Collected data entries
------------------------------------

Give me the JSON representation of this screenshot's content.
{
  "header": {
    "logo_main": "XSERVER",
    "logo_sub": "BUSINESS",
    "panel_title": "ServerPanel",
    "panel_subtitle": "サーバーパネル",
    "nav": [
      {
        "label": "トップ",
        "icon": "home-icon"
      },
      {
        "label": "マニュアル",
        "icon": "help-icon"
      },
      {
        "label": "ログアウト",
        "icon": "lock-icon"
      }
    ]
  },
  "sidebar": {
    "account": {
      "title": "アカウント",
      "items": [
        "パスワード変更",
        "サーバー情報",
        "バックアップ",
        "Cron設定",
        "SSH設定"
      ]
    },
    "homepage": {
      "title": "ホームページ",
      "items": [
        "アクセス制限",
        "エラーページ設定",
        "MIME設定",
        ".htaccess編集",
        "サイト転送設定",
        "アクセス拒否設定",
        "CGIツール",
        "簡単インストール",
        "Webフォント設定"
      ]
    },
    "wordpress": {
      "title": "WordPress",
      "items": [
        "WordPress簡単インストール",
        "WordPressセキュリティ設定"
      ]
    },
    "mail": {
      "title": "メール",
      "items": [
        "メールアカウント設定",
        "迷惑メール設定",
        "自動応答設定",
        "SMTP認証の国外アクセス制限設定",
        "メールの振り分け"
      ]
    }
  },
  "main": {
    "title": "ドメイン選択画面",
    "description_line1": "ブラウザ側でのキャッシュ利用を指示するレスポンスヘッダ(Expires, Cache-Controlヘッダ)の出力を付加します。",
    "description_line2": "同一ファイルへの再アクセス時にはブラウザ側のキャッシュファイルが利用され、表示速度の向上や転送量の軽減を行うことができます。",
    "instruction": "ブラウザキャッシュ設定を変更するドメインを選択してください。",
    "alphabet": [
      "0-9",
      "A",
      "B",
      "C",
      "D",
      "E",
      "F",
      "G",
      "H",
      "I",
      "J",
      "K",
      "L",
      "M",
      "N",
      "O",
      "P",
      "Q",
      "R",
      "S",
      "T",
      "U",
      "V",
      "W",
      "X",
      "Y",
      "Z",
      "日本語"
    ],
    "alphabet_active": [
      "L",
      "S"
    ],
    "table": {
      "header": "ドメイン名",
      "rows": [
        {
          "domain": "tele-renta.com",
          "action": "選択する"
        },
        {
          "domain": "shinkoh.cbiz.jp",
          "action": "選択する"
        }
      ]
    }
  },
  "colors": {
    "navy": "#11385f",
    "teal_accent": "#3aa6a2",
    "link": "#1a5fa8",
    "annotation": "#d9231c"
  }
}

------------------------------------

Given problem:
Your task is to give the records above again, exactly.

Task solution:
Give me the JSON representation of this screenshot's content.
{
  "header": {
    "logo_main": "XSERVER",
    "logo_sub": "BUSINESS",
    "panel_title": "ServerPanel",
    "panel_subtitle": "サーバーパネル",
    "nav": [
      {
        "label": "トップ",
        "icon": "home-icon"
      },
      {
        "label": "マニュアル",
        "icon": "help-icon"
      },
      {
        "label": "ログアウト",
        "icon": "lock-icon"
      }
    ]
  },
  "sidebar": {
    "account": {
      "title": "アカウント",
      "items": [
        "パスワード変更",
        "サーバー情報",
        "バックアップ",
        "Cron設定",
        "SSH設定"
      ]
    },
    "homepage": {
      "title": "ホームページ",
      "items": [
        "アクセス制限",
        "エラーページ設定",
        "MIME設定",
        ".htaccess編集",
        "サイト転送設定",
        "アクセス拒否設定",
        "CGIツール",
        "簡単インストール",
        "Webフォント設定"
      ]
    },
    "wordpress": {
      "title": "WordPress",
      "items": [
        "WordPress簡単インストール",
        "WordPressセキュリティ設定"
      ]
    },
    "mail": {
      "title": "メール",
      "items": [
        "メールアカウント設定",
        "迷惑メール設定",
        "自動応答設定",
        "SMTP認証の国外アクセス制限設定",
        "メールの振り分け"
      ]
    }
  },
  "main": {
    "title": "ドメイン選択画面",
    "description_line1": "ブラウザ側でのキャッシュ利用を指示するレスポンスヘッダ(Expires, Cache-Controlヘッダ)の出力を付加します。",
    "description_line2": "同一ファイルへの再アクセス時にはブラウザ側のキャッシュファイルが利用され、表示速度の向上や転送量の軽減を行うことができます。",
    "instruction": "ブラウザキャッシュ設定を変更するドメインを選択してください。",
    "alphabet": [
      "0-9",
      "A",
      "B",
      "C",
      "D",
      "E",
      "F",
      "G",
      "H",
      "I",
      "J",
      "K",
      "L",
      "M",
      "N",
      "O",
      "P",
      "Q",
      "R",
      "S",
      "T",
      "U",
      "V",
      "W",
      "X",
      "Y",
      "Z",
      "日本語"
    ],
    "alphabet_active": [
      "L",
      "S"
    ],
    "table": {
      "header": "ドメイン名",
      "rows": [
        {
          "domain": "tele-renta.com",
          "action": "選択する"
        },
        {
          "domain": "shinkoh.cbiz.jp",
          "action": "選択する"
        }
      ]
    }
  },
  "colors": {
    "navy": "#11385f",
    "teal_accent": "#3aa6a2",
    "link": "#1a5fa8",
    "annotation": "#d9231c"
  }
}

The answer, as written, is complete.